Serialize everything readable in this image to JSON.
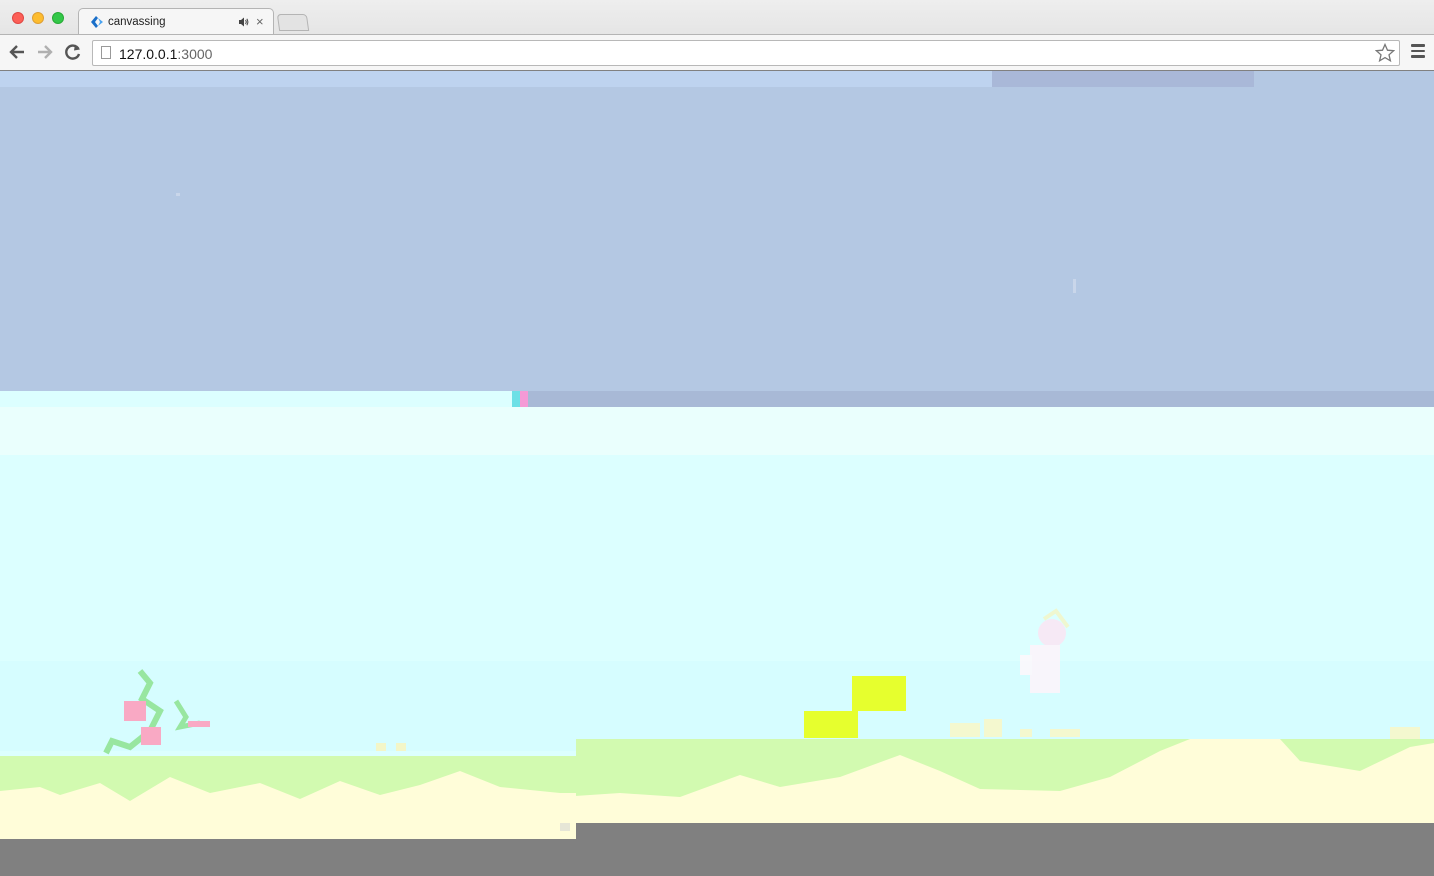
{
  "browser": {
    "tab_title": "canvassing",
    "tab_audio_icon": "speaker-icon",
    "tab_close_glyph": "×",
    "url_host": "127.0.0.1",
    "url_port": ":3000",
    "icons": {
      "back": "back-arrow-icon",
      "forward": "forward-arrow-icon",
      "reload": "reload-icon",
      "star": "bookmark-star-icon",
      "menu": "hamburger-menu-icon"
    }
  },
  "game": {
    "colors": {
      "sky_upper": "#b4c8e3",
      "sky_lower": "#dcffff",
      "grass": "#d2fab0",
      "sand": "#fffdd9",
      "block": "#e6ff2e",
      "flower": "#f9a9c4",
      "background": "#808080"
    }
  }
}
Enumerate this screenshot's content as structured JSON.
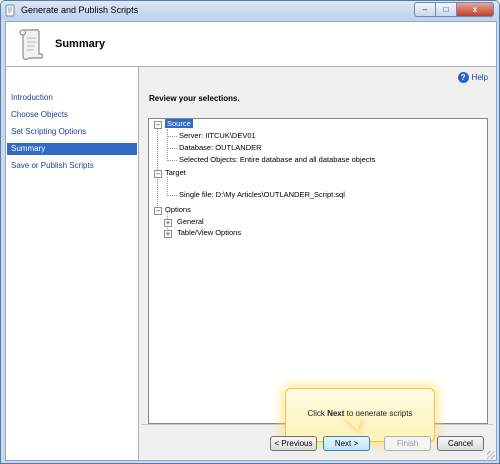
{
  "window": {
    "title": "Generate and Publish Scripts",
    "controls": {
      "minimize": "–",
      "maximize": "□",
      "close": "x"
    }
  },
  "header": {
    "title": "Summary",
    "icon": "scroll-icon"
  },
  "nav": {
    "items": [
      {
        "label": "Introduction"
      },
      {
        "label": "Choose Objects"
      },
      {
        "label": "Set Scripting Options"
      },
      {
        "label": "Summary",
        "selected": true
      },
      {
        "label": "Save or Publish Scripts"
      }
    ]
  },
  "help": {
    "label": "Help",
    "icon_glyph": "?"
  },
  "main": {
    "review_label": "Review your selections."
  },
  "tree": {
    "source": {
      "label": "Source",
      "children": [
        "Server: IITCUK\\DEV01",
        "Database: OUTLANDER",
        "Selected Objects: Entire database and all database objects"
      ]
    },
    "target": {
      "label": "Target",
      "children": [
        "Single file: D:\\My Articles\\OUTLANDER_Script.sql"
      ]
    },
    "options": {
      "label": "Options",
      "children": [
        "General",
        "Table/View Options"
      ]
    },
    "expander_expanded": "−",
    "expander_collapsed": "+"
  },
  "callout": {
    "prefix": "Click ",
    "bold": "Next",
    "suffix": " to generate scripts"
  },
  "buttons": {
    "previous": "< Previous",
    "next": "Next >",
    "finish": "Finish",
    "cancel": "Cancel"
  },
  "colors": {
    "selection": "#316ac5",
    "link": "#1f3f93",
    "callout_bg": "#fff3b8"
  }
}
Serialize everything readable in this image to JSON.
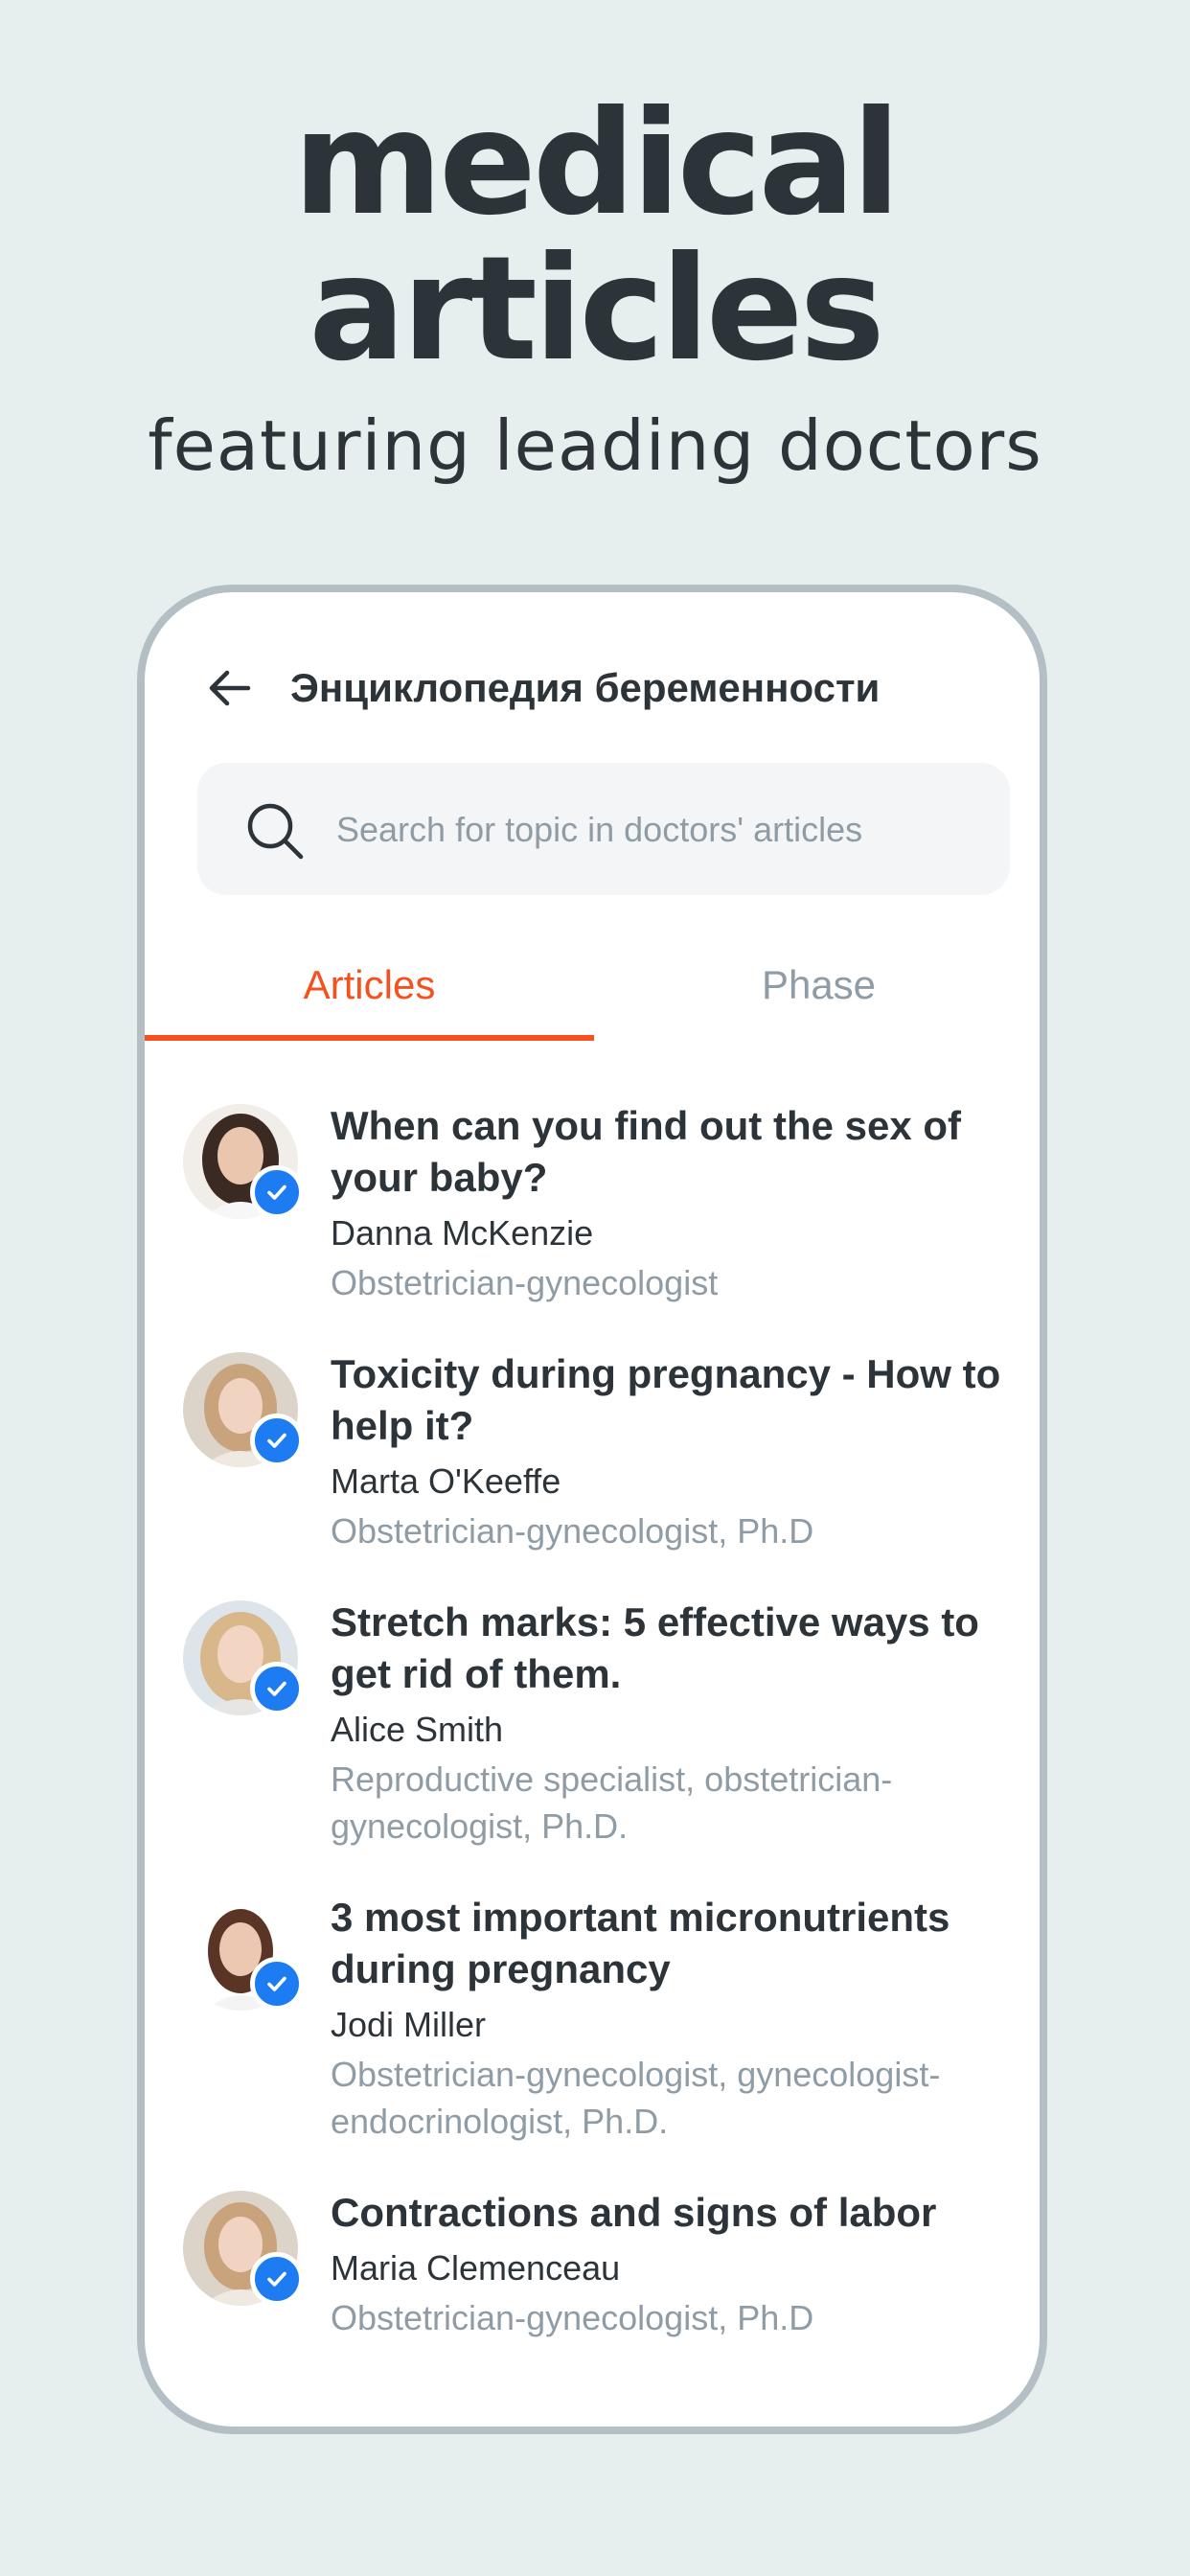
{
  "promo": {
    "headline_line1": "medical",
    "headline_line2": "articles",
    "subheadline": "featuring leading doctors"
  },
  "header": {
    "back_icon": "arrow-left-icon",
    "title": "Энциклопедия беременности"
  },
  "search": {
    "icon": "search-icon",
    "placeholder": "Search for topic in doctors' articles",
    "value": ""
  },
  "tabs": [
    {
      "label": "Articles",
      "active": true
    },
    {
      "label": "Phase",
      "active": false
    }
  ],
  "articles": [
    {
      "title": "When can you find out the sex of your baby?",
      "author": "Danna McKenzie",
      "role": "Obstetrician-gynecologist",
      "verified_icon": "checkmark-badge-icon"
    },
    {
      "title": "Toxicity during pregnancy - How to help it?",
      "author": "Marta O'Keeffe",
      "role": "Obstetrician-gynecologist, Ph.D",
      "verified_icon": "checkmark-badge-icon"
    },
    {
      "title": "Stretch marks: 5 effective ways to get rid of them.",
      "author": "Alice Smith",
      "role": "Reproductive specialist, obstetrician-gynecologist, Ph.D.",
      "verified_icon": "checkmark-badge-icon"
    },
    {
      "title": "3 most important micronutrients during pregnancy",
      "author": "Jodi Miller",
      "role": "Obstetrician-gynecologist, gynecologist-endocrinologist, Ph.D.",
      "verified_icon": "checkmark-badge-icon"
    },
    {
      "title": "Contractions and signs of labor",
      "author": "Maria Clemenceau",
      "role": "Obstetrician-gynecologist, Ph.D",
      "verified_icon": "checkmark-badge-icon"
    }
  ],
  "colors": {
    "background": "#e7efee",
    "accent": "#f4511e",
    "text": "#2d3439",
    "muted": "#8f9ca6",
    "verified": "#1d7cf2"
  }
}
-=-=-
§ WHAT TO PRODUCE
Quote all the lines above exactly as given. Do not include the pictures.

§ RESPONSE TO THE TASK
Serialize everything readable in this image to JSON.
{
  "browser": {
    "tab_title": "canvassing",
    "tab_audio_icon": "speaker-icon",
    "tab_close_glyph": "×",
    "url_host": "127.0.0.1",
    "url_port": ":3000",
    "icons": {
      "back": "back-arrow-icon",
      "forward": "forward-arrow-icon",
      "reload": "reload-icon",
      "star": "bookmark-star-icon",
      "menu": "hamburger-menu-icon"
    }
  },
  "game": {
    "colors": {
      "sky_upper": "#b4c8e3",
      "sky_lower": "#dcffff",
      "grass": "#d2fab0",
      "sand": "#fffdd9",
      "block": "#e6ff2e",
      "flower": "#f9a9c4",
      "background": "#808080"
    }
  }
}
Enumerate this screenshot's content as structured JSON.
{
  "window": {
    "title": "Generate and Publish Scripts",
    "controls": {
      "minimize": "–",
      "maximize": "□",
      "close": "x"
    }
  },
  "header": {
    "title": "Summary",
    "icon": "scroll-icon"
  },
  "nav": {
    "items": [
      {
        "label": "Introduction"
      },
      {
        "label": "Choose Objects"
      },
      {
        "label": "Set Scripting Options"
      },
      {
        "label": "Summary",
        "selected": true
      },
      {
        "label": "Save or Publish Scripts"
      }
    ]
  },
  "help": {
    "label": "Help",
    "icon_glyph": "?"
  },
  "main": {
    "review_label": "Review your selections."
  },
  "tree": {
    "source": {
      "label": "Source",
      "children": [
        "Server: IITCUK\\DEV01",
        "Database: OUTLANDER",
        "Selected Objects: Entire database and all database objects"
      ]
    },
    "target": {
      "label": "Target",
      "children": [
        "Single file: D:\\My Articles\\OUTLANDER_Script.sql"
      ]
    },
    "options": {
      "label": "Options",
      "children": [
        "General",
        "Table/View Options"
      ]
    },
    "expander_expanded": "−",
    "expander_collapsed": "+"
  },
  "callout": {
    "prefix": "Click ",
    "bold": "Next",
    "suffix": " to generate scripts"
  },
  "buttons": {
    "previous": "< Previous",
    "next": "Next >",
    "finish": "Finish",
    "cancel": "Cancel"
  },
  "colors": {
    "selection": "#316ac5",
    "link": "#1f3f93",
    "callout_bg": "#fff3b8"
  }
}
Serialize everything readable in this image to JSON.
{
  "promo": {
    "headline_line1": "medical",
    "headline_line2": "articles",
    "subheadline": "featuring leading doctors"
  },
  "header": {
    "back_icon": "arrow-left-icon",
    "title": "Энциклопедия беременности"
  },
  "search": {
    "icon": "search-icon",
    "placeholder": "Search for topic in doctors' articles",
    "value": ""
  },
  "tabs": [
    {
      "label": "Articles",
      "active": true
    },
    {
      "label": "Phase",
      "active": false
    }
  ],
  "articles": [
    {
      "title": "When can you find out the sex of your baby?",
      "author": "Danna McKenzie",
      "role": "Obstetrician-gynecologist",
      "verified_icon": "checkmark-badge-icon"
    },
    {
      "title": "Toxicity during pregnancy - How to help it?",
      "author": "Marta O'Keeffe",
      "role": "Obstetrician-gynecologist, Ph.D",
      "verified_icon": "checkmark-badge-icon"
    },
    {
      "title": "Stretch marks: 5 effective ways to get rid of them.",
      "author": "Alice Smith",
      "role": "Reproductive specialist, obstetrician-gynecologist, Ph.D.",
      "verified_icon": "checkmark-badge-icon"
    },
    {
      "title": "3 most important micronutrients during pregnancy",
      "author": "Jodi Miller",
      "role": "Obstetrician-gynecologist, gynecologist-endocrinologist, Ph.D.",
      "verified_icon": "checkmark-badge-icon"
    },
    {
      "title": "Contractions and signs of labor",
      "author": "Maria Clemenceau",
      "role": "Obstetrician-gynecologist, Ph.D",
      "verified_icon": "checkmark-badge-icon"
    }
  ],
  "colors": {
    "background": "#e7efee",
    "accent": "#f4511e",
    "text": "#2d3439",
    "muted": "#8f9ca6",
    "verified": "#1d7cf2"
  }
}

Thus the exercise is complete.